* **Exercise requirements**:
Pick out the lines below that contain the string "left" and copy them all.

+ + + + + + +

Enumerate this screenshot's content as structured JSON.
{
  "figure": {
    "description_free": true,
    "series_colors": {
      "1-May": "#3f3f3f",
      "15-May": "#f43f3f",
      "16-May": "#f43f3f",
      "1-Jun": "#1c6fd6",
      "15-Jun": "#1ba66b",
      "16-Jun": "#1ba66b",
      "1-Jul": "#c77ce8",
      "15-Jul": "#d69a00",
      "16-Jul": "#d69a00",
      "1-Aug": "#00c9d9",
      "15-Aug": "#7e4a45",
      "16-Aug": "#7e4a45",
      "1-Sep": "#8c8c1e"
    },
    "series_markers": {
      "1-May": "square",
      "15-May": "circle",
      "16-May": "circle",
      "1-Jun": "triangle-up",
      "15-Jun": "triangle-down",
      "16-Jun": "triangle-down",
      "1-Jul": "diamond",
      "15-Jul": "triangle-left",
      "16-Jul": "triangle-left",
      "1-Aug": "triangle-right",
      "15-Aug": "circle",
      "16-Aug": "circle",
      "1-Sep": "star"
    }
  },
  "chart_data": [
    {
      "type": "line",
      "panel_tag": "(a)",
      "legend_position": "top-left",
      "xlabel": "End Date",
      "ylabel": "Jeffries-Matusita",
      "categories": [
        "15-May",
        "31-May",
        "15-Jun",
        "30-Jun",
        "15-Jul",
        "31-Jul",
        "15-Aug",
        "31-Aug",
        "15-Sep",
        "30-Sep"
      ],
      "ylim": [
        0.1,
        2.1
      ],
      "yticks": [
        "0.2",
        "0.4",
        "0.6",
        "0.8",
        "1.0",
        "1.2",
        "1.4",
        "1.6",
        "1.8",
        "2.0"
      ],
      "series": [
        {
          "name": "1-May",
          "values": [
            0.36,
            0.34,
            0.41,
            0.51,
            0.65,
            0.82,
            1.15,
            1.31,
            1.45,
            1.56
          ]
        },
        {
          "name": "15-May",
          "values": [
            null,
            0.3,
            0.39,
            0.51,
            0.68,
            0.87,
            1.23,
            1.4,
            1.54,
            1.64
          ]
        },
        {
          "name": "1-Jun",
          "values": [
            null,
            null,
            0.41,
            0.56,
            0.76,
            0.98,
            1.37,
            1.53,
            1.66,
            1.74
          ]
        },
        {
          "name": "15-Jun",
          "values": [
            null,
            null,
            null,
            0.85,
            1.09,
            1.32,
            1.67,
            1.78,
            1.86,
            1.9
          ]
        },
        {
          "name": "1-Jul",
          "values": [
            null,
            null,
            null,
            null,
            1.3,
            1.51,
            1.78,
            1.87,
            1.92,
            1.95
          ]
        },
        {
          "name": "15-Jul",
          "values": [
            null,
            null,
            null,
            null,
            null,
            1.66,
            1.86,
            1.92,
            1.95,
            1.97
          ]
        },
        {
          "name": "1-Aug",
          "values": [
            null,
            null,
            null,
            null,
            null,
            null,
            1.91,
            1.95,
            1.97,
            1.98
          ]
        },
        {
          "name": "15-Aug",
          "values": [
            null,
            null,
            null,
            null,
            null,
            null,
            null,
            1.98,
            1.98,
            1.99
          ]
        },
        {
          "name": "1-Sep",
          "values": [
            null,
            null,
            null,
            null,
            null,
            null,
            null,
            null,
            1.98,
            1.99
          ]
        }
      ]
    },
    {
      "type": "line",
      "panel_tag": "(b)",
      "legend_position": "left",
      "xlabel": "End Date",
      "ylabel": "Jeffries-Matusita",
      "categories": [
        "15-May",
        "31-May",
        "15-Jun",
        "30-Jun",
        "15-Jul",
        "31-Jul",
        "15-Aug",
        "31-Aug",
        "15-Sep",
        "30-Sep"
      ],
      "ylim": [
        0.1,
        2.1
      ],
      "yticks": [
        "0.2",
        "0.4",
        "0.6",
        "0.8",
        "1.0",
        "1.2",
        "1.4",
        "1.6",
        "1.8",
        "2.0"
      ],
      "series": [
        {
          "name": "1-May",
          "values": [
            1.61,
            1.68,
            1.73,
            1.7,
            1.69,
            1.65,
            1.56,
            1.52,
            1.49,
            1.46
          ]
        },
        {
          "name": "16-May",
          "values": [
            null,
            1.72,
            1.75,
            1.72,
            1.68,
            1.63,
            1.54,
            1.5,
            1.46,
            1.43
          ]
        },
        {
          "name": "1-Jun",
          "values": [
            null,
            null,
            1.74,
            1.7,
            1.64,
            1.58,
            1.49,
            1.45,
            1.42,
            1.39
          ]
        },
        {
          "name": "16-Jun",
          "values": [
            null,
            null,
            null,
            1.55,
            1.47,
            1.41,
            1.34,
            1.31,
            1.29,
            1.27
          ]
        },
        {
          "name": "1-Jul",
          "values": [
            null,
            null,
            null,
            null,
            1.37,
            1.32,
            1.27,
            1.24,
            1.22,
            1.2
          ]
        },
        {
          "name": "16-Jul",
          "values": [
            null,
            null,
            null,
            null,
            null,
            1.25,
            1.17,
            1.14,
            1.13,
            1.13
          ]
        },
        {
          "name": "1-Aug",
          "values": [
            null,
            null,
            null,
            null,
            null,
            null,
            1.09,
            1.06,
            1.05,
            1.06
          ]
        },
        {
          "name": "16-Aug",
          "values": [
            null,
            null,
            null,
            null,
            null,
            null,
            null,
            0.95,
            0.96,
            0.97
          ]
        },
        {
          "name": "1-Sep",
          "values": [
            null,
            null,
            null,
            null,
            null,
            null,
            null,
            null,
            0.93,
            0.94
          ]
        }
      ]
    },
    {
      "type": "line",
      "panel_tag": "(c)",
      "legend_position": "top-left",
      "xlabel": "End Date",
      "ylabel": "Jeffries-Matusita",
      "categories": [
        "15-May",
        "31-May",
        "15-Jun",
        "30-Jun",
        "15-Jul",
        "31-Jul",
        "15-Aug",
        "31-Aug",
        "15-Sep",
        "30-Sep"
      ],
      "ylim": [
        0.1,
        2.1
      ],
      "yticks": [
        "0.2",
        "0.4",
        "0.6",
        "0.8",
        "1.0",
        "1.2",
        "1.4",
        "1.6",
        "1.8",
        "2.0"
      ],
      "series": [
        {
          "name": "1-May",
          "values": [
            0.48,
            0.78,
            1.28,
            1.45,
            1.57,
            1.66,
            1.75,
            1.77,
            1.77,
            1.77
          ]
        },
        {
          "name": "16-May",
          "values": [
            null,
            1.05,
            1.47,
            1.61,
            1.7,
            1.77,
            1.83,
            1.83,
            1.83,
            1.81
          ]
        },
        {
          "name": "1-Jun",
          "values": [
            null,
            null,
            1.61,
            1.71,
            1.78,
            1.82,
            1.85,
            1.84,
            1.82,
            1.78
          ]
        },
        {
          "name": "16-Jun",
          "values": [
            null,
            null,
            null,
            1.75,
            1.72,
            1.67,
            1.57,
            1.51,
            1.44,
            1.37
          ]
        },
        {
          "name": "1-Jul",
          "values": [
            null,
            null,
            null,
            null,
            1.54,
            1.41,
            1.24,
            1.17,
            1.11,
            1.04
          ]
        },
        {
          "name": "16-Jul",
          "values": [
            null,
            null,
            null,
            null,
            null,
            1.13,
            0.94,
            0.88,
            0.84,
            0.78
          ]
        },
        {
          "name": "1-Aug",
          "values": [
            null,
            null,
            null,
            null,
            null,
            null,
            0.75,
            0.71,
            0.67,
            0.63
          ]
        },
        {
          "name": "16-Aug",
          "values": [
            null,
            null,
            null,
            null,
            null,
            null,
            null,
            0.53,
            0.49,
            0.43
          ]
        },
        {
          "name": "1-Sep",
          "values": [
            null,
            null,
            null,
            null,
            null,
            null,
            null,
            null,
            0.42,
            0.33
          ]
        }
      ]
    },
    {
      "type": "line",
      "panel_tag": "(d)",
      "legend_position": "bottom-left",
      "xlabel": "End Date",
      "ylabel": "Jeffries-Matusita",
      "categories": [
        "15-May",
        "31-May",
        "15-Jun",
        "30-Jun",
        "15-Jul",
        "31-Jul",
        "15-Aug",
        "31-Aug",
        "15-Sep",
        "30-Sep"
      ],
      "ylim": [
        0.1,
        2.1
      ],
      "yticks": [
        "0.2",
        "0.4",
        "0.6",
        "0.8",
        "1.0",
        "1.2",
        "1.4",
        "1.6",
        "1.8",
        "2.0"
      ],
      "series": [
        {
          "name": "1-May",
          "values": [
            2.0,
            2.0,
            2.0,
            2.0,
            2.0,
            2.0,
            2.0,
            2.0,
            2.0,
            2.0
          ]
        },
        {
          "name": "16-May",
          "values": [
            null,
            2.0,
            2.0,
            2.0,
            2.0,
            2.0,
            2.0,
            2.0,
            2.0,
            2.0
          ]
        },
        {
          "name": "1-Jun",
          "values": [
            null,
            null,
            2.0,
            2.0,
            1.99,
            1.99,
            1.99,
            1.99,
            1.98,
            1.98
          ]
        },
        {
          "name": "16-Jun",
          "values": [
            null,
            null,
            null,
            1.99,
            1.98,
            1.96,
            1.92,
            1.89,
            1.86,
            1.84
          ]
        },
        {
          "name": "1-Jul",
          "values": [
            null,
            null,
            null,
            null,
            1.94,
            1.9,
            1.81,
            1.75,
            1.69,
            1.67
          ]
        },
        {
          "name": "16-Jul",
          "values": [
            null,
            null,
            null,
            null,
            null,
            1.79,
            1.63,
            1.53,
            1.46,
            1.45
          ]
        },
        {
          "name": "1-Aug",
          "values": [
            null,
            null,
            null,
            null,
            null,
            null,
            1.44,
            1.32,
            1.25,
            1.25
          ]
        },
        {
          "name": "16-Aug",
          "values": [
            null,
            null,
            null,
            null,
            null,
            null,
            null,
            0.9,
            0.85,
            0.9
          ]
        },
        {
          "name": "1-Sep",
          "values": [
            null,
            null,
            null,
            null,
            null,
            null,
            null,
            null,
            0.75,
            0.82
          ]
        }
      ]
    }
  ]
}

+ + + + + + +

* **Task result**:
      "15-Jul": "triangle-left",
      "16-Jul": "triangle-left",
      "legend_position": "top-left",
      "legend_position": "left",
      "legend_position": "top-left",
      "legend_position": "bottom-left",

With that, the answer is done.